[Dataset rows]
--------------------------------------------------

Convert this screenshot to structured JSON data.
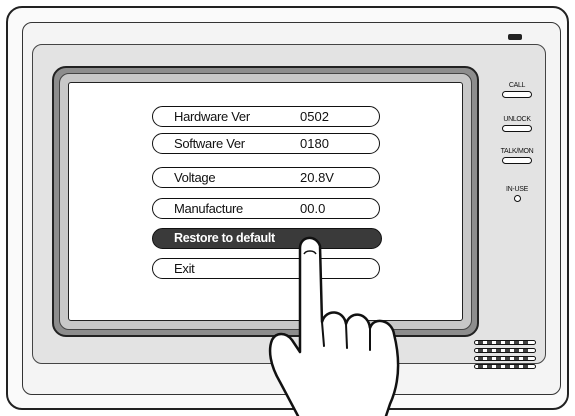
{
  "menu": {
    "items": [
      {
        "label": "Hardware Ver",
        "value": "0502"
      },
      {
        "label": "Software Ver",
        "value": "0180"
      },
      {
        "label": "Voltage",
        "value": "20.8V"
      },
      {
        "label": "Manufacture",
        "value": "00.0"
      },
      {
        "label": "Restore to default",
        "value": "",
        "selected": true
      },
      {
        "label": "Exit",
        "value": ""
      }
    ]
  },
  "side_buttons": {
    "call": "CALL",
    "unlock": "UNLOCK",
    "talk_mon": "TALK/MON",
    "in_use": "IN-USE"
  },
  "colors": {
    "selected_bg": "#3a3a3a",
    "bezel": "#8d8d8d",
    "device_panel": "#e3e3e3"
  },
  "icons": [
    "power-indicator-icon",
    "in-use-led-icon",
    "speaker-grille-icon",
    "pointing-hand-icon"
  ]
}
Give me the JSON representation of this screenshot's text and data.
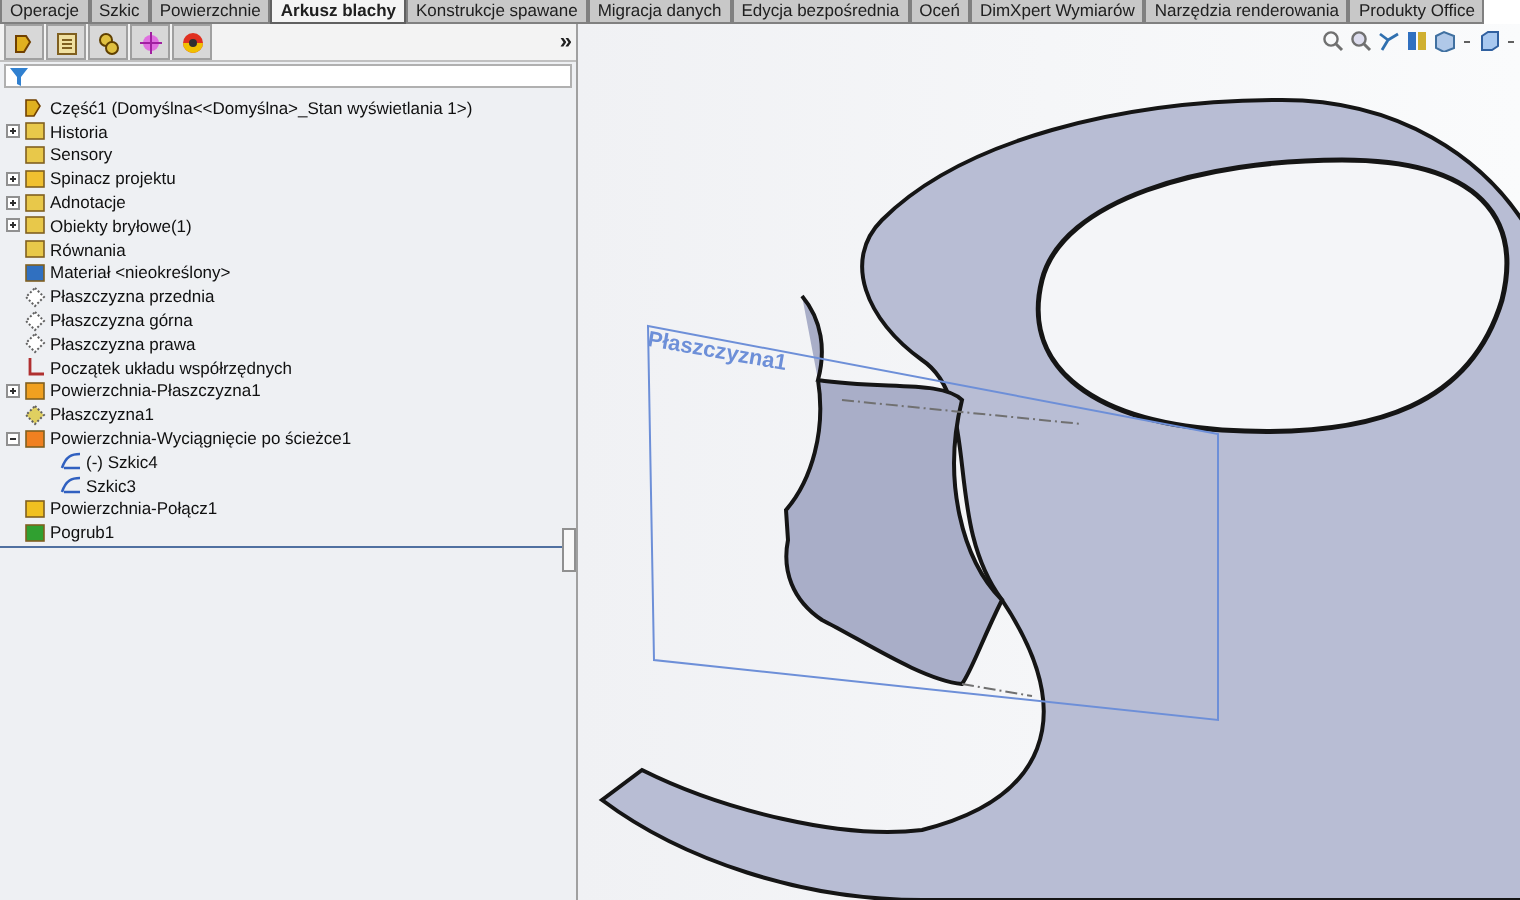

--------------------------------------------------

▸ WORK TO COMPLETE: State how many lines above include the word "screenshot", and nothing more.

▸ FINISHED TASK: 2